## Start Data records
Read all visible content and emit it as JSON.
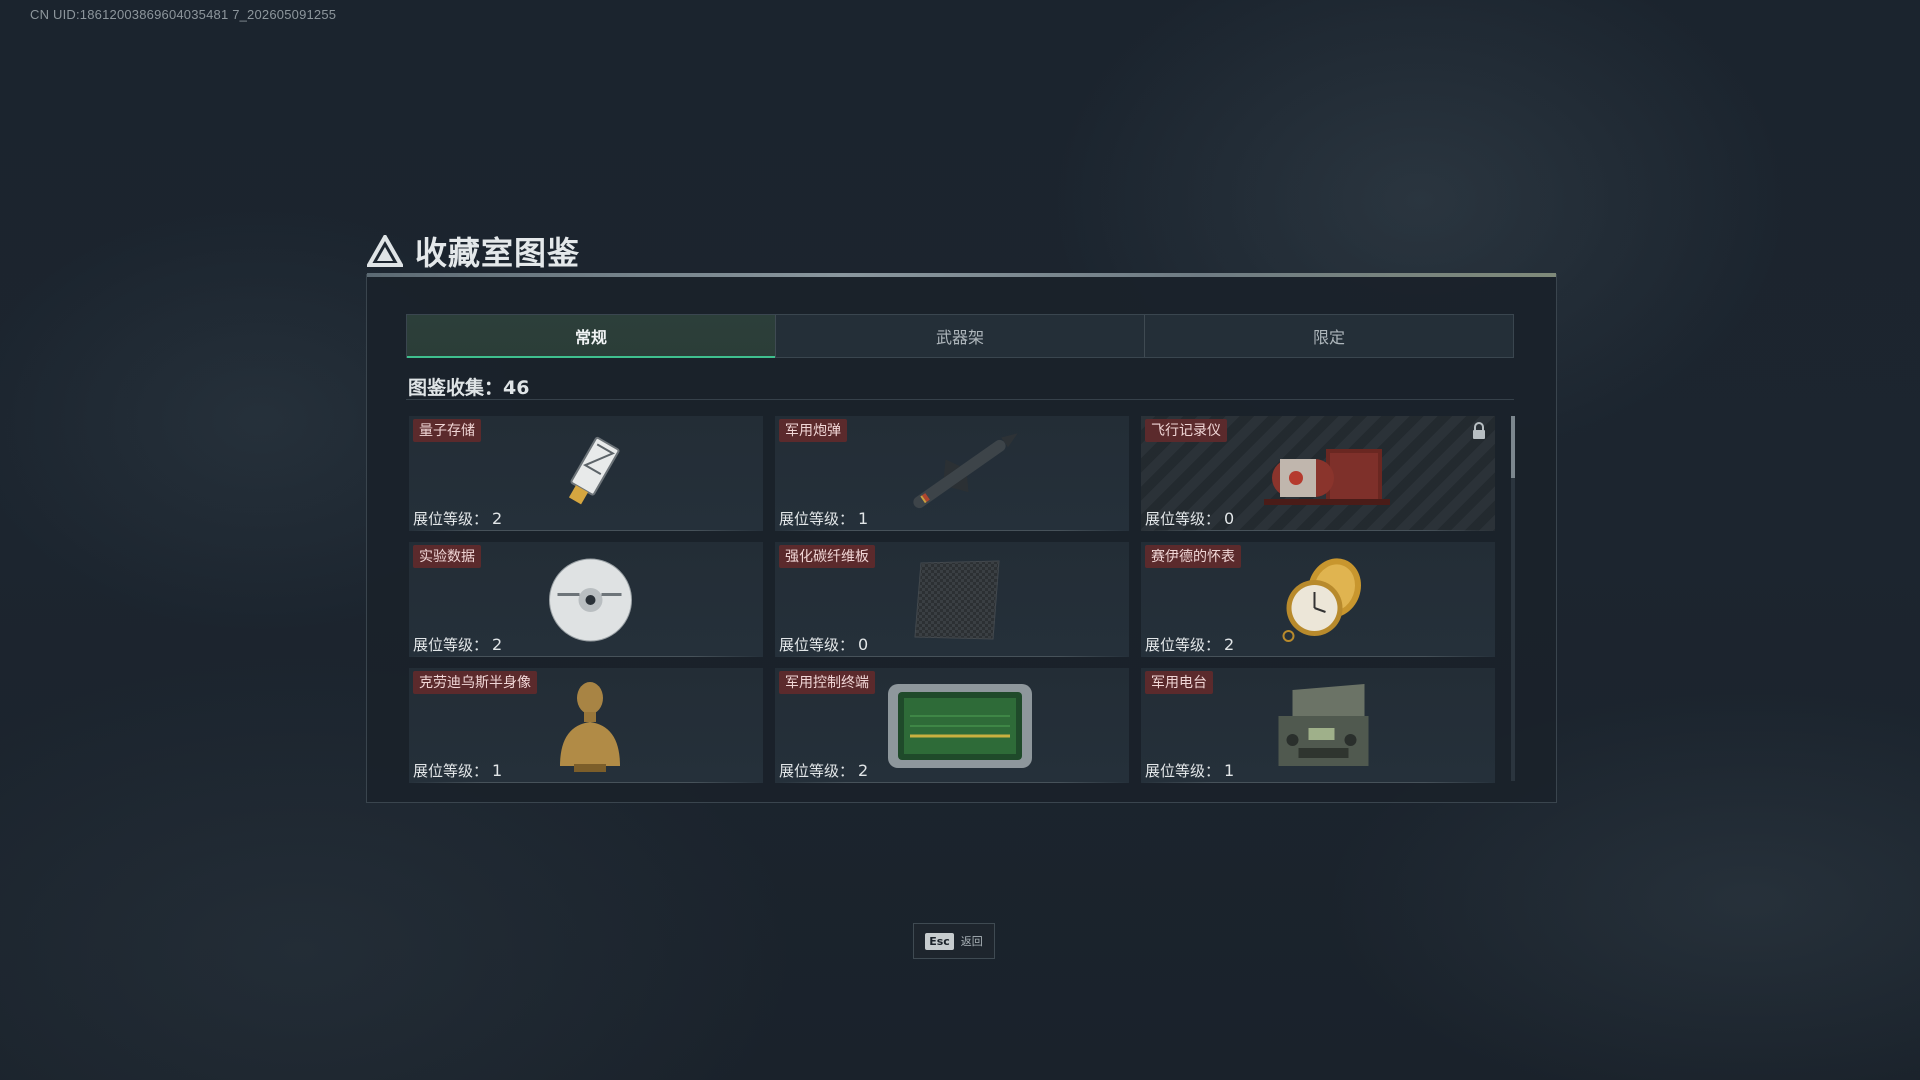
{
  "uid_text": "CN UID:18612003869604035481 7_202605091255",
  "header": {
    "title": "收藏室图鉴",
    "logo_icon": "delta-triangle-icon"
  },
  "tabs": [
    {
      "label": "常规",
      "active": true
    },
    {
      "label": "武器架",
      "active": false
    },
    {
      "label": "限定",
      "active": false
    }
  ],
  "collection": {
    "label": "图鉴收集：",
    "count": "46"
  },
  "level_label": "展位等级：",
  "items": [
    {
      "name": "量子存储",
      "level": "2",
      "icon": "usb-drive-icon",
      "locked": false
    },
    {
      "name": "军用炮弹",
      "level": "1",
      "icon": "missile-icon",
      "locked": false
    },
    {
      "name": "飞行记录仪",
      "level": "0",
      "icon": "flight-recorder-icon",
      "locked": true
    },
    {
      "name": "实验数据",
      "level": "2",
      "icon": "disc-icon",
      "locked": false
    },
    {
      "name": "强化碳纤维板",
      "level": "0",
      "icon": "carbon-plate-icon",
      "locked": false
    },
    {
      "name": "赛伊德的怀表",
      "level": "2",
      "icon": "pocket-watch-icon",
      "locked": false
    },
    {
      "name": "克劳迪乌斯半身像",
      "level": "1",
      "icon": "bust-statue-icon",
      "locked": false
    },
    {
      "name": "军用控制终端",
      "level": "2",
      "icon": "control-terminal-icon",
      "locked": false
    },
    {
      "name": "军用电台",
      "level": "1",
      "icon": "radio-icon",
      "locked": false
    }
  ],
  "footer": {
    "key": "Esc",
    "label": "返回"
  },
  "colors": {
    "accent": "#3fbf8e",
    "badge_bg": "#5b2a2c"
  }
}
## End Data records
=== What you should do ===
Skipping the pictures, transcribe each line above exactly as it appears.

=== Solution to this task ===
Read all visible content and emit it as JSON.
{
  "uid_text": "CN UID:18612003869604035481 7_202605091255",
  "header": {
    "title": "收藏室图鉴",
    "logo_icon": "delta-triangle-icon"
  },
  "tabs": [
    {
      "label": "常规",
      "active": true
    },
    {
      "label": "武器架",
      "active": false
    },
    {
      "label": "限定",
      "active": false
    }
  ],
  "collection": {
    "label": "图鉴收集：",
    "count": "46"
  },
  "level_label": "展位等级：",
  "items": [
    {
      "name": "量子存储",
      "level": "2",
      "icon": "usb-drive-icon",
      "locked": false
    },
    {
      "name": "军用炮弹",
      "level": "1",
      "icon": "missile-icon",
      "locked": false
    },
    {
      "name": "飞行记录仪",
      "level": "0",
      "icon": "flight-recorder-icon",
      "locked": true
    },
    {
      "name": "实验数据",
      "level": "2",
      "icon": "disc-icon",
      "locked": false
    },
    {
      "name": "强化碳纤维板",
      "level": "0",
      "icon": "carbon-plate-icon",
      "locked": false
    },
    {
      "name": "赛伊德的怀表",
      "level": "2",
      "icon": "pocket-watch-icon",
      "locked": false
    },
    {
      "name": "克劳迪乌斯半身像",
      "level": "1",
      "icon": "bust-statue-icon",
      "locked": false
    },
    {
      "name": "军用控制终端",
      "level": "2",
      "icon": "control-terminal-icon",
      "locked": false
    },
    {
      "name": "军用电台",
      "level": "1",
      "icon": "radio-icon",
      "locked": false
    }
  ],
  "footer": {
    "key": "Esc",
    "label": "返回"
  },
  "colors": {
    "accent": "#3fbf8e",
    "badge_bg": "#5b2a2c"
  }
}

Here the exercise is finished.